■ Exercise prompt
In the data below, find every line with the string "about" and pull it out.

■ Material for the task
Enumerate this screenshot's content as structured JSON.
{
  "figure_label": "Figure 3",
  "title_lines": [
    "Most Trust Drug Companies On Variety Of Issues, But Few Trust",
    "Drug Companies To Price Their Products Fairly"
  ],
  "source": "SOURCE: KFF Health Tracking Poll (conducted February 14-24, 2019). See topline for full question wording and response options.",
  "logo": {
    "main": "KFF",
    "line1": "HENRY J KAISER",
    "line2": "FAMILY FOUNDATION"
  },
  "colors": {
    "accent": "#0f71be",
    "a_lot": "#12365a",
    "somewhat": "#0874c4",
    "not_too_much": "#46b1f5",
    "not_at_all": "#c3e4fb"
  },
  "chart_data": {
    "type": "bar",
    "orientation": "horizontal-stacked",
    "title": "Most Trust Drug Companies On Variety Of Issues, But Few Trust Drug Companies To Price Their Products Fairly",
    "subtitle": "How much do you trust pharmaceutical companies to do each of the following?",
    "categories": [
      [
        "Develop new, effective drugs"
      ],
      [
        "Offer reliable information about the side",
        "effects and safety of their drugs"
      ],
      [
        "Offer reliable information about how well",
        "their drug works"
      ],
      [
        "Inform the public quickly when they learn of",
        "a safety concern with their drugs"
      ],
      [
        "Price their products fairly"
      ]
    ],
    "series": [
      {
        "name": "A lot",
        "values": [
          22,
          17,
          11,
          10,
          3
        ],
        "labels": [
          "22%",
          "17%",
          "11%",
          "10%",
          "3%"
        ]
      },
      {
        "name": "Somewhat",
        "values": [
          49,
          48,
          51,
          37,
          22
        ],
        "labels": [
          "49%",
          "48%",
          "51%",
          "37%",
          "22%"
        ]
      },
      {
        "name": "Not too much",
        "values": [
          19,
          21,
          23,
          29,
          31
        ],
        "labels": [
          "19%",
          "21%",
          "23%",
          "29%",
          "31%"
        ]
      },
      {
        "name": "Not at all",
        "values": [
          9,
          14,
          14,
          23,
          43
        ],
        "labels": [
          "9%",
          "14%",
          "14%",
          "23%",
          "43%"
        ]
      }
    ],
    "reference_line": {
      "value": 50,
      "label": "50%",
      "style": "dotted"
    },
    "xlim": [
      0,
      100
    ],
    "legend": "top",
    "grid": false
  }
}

■ Answer below
        "Offer reliable information about the side",
        "Offer reliable information about how well",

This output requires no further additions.